[EXTRACT Boundary: Start]
KIRK comes frae Auld Norse whaur CHURCH comes frae Anglo Saxon; baith thay aulden day leids were Germanic and the connection's aye there yet.

In the more isolated areas of Scotland, North East, South West, Borders, Caithness, Orkney and Shetland, the native tongue has maintained a stronger foothold against Anglicisation than in the more densely populated areas. This has led to the concentration of Scots in regional dialects which is responsible for some of the confusion around the issue of ‘What is Scots?’ If a Borderer cannot understand an Aberdonian, can they be speaking the same language?

 
 BRAE comes frae Auld Norse for a hill.

In the first half hour of my first day working in Caithness, the farmer said, “Will pit e peedie chill in e hoat boax.” I wasn’t sure what he’d said, but the lamb under his oxter was a clue and the hoat boax held the key.
I had heard of peedie, derived from the French petite, as a marker of Orcadian. After a day in the county, I realised that chill or chilly applies to any animal or person – hot or cold. I understood it was the Northern form of the word chiel, used in Burns’ poetry and the Aberdeenshire bothy ballads – although, outside the North East, less common now than in earlier times.
[EXTRACT Boundary: End]
EXERCISE INSTRUCTIONS. Say whether each statement agrees with the passage on Scots, answering yes or no and quoting the deciding words: (a) The word "peedie" comes from French. (b) In Caithness, "chill" refers only to an animal or person that is cold. (c) Scots has resisted Anglicisation more strongly in densely populated areas than in isolated ones. The items have no connection to the passage on Scots.
[SOURCE DATA Boundary: Start]
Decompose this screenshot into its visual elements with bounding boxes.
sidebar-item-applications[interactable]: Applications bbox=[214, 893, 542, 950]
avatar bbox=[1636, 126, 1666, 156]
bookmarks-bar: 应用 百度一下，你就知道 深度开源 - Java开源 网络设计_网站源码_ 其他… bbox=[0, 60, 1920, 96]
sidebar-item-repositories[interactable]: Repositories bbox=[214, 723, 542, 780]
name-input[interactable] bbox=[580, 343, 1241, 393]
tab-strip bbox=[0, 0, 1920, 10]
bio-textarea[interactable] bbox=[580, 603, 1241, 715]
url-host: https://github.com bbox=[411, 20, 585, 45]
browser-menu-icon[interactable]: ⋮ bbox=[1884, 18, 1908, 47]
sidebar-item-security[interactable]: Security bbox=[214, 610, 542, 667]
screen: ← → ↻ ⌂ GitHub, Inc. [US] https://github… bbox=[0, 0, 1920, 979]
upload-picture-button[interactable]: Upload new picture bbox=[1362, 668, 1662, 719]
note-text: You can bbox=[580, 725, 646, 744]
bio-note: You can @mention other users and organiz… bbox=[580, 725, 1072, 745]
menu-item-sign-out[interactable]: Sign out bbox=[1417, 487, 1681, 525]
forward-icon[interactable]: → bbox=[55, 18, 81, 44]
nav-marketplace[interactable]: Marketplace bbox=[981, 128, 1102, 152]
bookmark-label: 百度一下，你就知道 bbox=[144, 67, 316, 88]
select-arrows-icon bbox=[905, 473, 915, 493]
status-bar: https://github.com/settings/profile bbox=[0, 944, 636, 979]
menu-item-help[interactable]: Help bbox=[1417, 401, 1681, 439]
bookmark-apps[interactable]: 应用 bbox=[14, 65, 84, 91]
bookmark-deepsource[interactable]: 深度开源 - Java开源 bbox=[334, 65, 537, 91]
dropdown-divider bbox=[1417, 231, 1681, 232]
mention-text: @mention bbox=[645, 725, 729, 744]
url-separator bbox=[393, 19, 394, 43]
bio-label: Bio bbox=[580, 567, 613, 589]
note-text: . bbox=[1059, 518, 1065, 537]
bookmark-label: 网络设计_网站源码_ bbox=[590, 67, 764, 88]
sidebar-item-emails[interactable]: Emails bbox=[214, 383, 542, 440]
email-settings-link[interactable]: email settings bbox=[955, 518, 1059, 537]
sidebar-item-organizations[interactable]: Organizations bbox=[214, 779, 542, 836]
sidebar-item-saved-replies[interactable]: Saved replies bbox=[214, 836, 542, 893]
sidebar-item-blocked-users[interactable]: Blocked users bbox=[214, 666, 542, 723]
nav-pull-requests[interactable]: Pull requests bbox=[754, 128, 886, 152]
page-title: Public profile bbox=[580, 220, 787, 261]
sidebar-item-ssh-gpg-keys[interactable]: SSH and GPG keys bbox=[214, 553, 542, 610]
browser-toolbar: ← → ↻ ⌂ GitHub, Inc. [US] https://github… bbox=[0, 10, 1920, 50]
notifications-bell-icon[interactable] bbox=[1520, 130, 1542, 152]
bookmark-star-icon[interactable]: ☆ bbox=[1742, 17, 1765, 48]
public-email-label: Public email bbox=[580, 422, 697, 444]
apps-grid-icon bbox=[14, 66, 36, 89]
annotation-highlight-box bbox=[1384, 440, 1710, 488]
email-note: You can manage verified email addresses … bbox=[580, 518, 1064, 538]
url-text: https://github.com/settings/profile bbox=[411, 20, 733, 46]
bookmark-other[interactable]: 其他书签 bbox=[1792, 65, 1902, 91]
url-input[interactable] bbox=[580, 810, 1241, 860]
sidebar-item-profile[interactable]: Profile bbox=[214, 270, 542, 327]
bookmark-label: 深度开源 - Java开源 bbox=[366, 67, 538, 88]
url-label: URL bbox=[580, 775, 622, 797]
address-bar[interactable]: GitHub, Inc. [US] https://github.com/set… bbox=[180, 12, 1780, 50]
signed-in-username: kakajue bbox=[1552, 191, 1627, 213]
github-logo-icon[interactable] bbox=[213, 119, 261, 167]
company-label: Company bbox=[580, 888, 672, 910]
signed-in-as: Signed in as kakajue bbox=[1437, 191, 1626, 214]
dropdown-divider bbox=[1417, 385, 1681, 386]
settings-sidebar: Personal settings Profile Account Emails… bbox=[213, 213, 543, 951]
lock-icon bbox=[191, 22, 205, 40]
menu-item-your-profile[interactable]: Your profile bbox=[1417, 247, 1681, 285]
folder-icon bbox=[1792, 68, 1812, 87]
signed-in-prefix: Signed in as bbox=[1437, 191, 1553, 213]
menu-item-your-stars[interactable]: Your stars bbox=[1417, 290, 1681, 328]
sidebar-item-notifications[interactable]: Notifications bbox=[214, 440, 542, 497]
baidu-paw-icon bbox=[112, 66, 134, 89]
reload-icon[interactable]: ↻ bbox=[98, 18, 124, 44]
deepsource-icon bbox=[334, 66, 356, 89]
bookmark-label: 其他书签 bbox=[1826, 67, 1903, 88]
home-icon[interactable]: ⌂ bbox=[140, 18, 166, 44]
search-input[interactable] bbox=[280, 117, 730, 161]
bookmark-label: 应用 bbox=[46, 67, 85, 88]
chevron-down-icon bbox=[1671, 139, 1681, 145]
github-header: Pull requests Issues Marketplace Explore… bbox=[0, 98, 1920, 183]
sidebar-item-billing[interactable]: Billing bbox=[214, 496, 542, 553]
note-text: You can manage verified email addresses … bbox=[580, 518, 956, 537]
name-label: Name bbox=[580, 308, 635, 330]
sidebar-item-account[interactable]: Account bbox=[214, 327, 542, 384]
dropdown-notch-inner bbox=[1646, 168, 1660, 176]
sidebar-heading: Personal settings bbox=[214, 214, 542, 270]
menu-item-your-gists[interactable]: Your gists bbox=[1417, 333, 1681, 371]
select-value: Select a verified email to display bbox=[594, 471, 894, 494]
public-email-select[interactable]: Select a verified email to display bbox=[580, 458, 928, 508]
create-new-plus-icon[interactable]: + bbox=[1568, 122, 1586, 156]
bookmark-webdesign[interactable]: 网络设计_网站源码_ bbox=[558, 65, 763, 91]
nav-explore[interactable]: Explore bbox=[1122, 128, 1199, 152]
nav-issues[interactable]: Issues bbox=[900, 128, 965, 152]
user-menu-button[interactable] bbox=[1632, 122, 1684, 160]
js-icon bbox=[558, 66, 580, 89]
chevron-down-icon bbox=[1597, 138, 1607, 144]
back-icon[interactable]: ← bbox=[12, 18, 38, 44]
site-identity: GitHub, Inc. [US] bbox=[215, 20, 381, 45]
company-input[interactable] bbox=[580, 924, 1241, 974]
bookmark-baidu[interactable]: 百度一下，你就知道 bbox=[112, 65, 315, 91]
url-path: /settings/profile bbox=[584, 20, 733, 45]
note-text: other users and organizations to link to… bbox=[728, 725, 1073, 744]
[SOURCE DATA Boundary: End]
RESPONSE TO THIS TASK.
(a) Yes: "derived from the French petite"
(b) No: "chill or chilly applies to any animal or person – hot or cold"
(c) No: "the native tongue has maintained a stronger foothold against Anglicisation than in the more densely populated areas"